**Exercise requirements**
Quote, verbatim, all material below, without pictures.

+++ Provided data

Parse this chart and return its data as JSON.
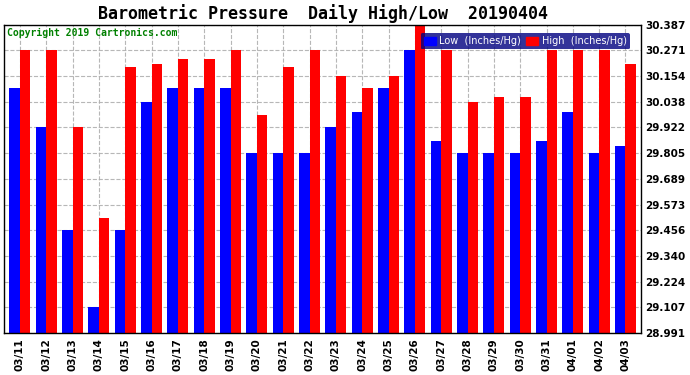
{
  "title": "Barometric Pressure  Daily High/Low  20190404",
  "copyright": "Copyright 2019 Cartronics.com",
  "legend_low": "Low  (Inches/Hg)",
  "legend_high": "High  (Inches/Hg)",
  "dates": [
    "03/11",
    "03/12",
    "03/13",
    "03/14",
    "03/15",
    "03/16",
    "03/17",
    "03/18",
    "03/19",
    "03/20",
    "03/21",
    "03/22",
    "03/23",
    "03/24",
    "03/25",
    "03/26",
    "03/27",
    "03/28",
    "03/29",
    "03/30",
    "03/31",
    "04/01",
    "04/02",
    "04/03"
  ],
  "low_values": [
    30.1,
    29.922,
    29.456,
    29.107,
    29.456,
    30.038,
    30.1,
    30.1,
    30.1,
    29.805,
    29.805,
    29.805,
    29.922,
    29.99,
    30.1,
    30.271,
    29.86,
    29.805,
    29.805,
    29.805,
    29.86,
    29.99,
    29.805,
    29.84
  ],
  "high_values": [
    30.271,
    30.271,
    29.922,
    29.51,
    30.195,
    30.21,
    30.232,
    30.232,
    30.271,
    29.98,
    30.194,
    30.271,
    30.154,
    30.1,
    30.154,
    30.387,
    30.271,
    30.038,
    30.06,
    30.06,
    30.271,
    30.271,
    30.271,
    30.21
  ],
  "ylim_min": 28.991,
  "ylim_max": 30.387,
  "yticks": [
    28.991,
    29.107,
    29.224,
    29.34,
    29.456,
    29.573,
    29.689,
    29.805,
    29.922,
    30.038,
    30.154,
    30.271,
    30.387
  ],
  "bar_color_low": "#0000ff",
  "bar_color_high": "#ff0000",
  "background_color": "#ffffff",
  "grid_color": "#b0b0b0",
  "title_fontsize": 12,
  "tick_fontsize": 7.5,
  "copyright_fontsize": 7,
  "copyright_color": "#008000"
}
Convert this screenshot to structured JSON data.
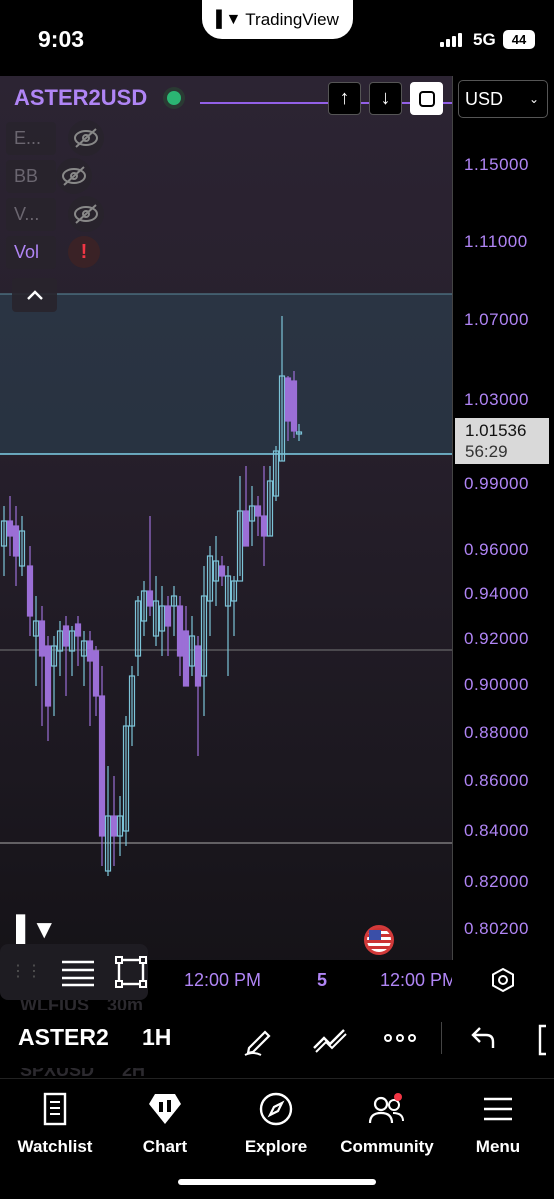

++++++

**Response to the task**
Parse this chart and return its data as JSON.
{
  "title": "Barometric Pressure  Daily High/Low  20190404",
  "copyright": "Copyright 2019 Cartronics.com",
  "legend_low": "Low  (Inches/Hg)",
  "legend_high": "High  (Inches/Hg)",
  "dates": [
    "03/11",
    "03/12",
    "03/13",
    "03/14",
    "03/15",
    "03/16",
    "03/17",
    "03/18",
    "03/19",
    "03/20",
    "03/21",
    "03/22",
    "03/23",
    "03/24",
    "03/25",
    "03/26",
    "03/27",
    "03/28",
    "03/29",
    "03/30",
    "03/31",
    "04/01",
    "04/02",
    "04/03"
  ],
  "low_values": [
    30.1,
    29.922,
    29.456,
    29.107,
    29.456,
    30.038,
    30.1,
    30.1,
    30.1,
    29.805,
    29.805,
    29.805,
    29.922,
    29.99,
    30.1,
    30.271,
    29.86,
    29.805,
    29.805,
    29.805,
    29.86,
    29.99,
    29.805,
    29.84
  ],
  "high_values": [
    30.271,
    30.271,
    29.922,
    29.51,
    30.195,
    30.21,
    30.232,
    30.232,
    30.271,
    29.98,
    30.194,
    30.271,
    30.154,
    30.1,
    30.154,
    30.387,
    30.271,
    30.038,
    30.06,
    30.06,
    30.271,
    30.271,
    30.271,
    30.21
  ],
  "ylim_min": 28.991,
  "ylim_max": 30.387,
  "yticks": [
    28.991,
    29.107,
    29.224,
    29.34,
    29.456,
    29.573,
    29.689,
    29.805,
    29.922,
    30.038,
    30.154,
    30.271,
    30.387
  ],
  "bar_color_low": "#0000ff",
  "bar_color_high": "#ff0000",
  "background_color": "#ffffff",
  "grid_color": "#b0b0b0",
  "title_fontsize": 12,
  "tick_fontsize": 7.5,
  "copyright_fontsize": 7,
  "copyright_color": "#008000"
}
Convert this screenshot to structured JSON data.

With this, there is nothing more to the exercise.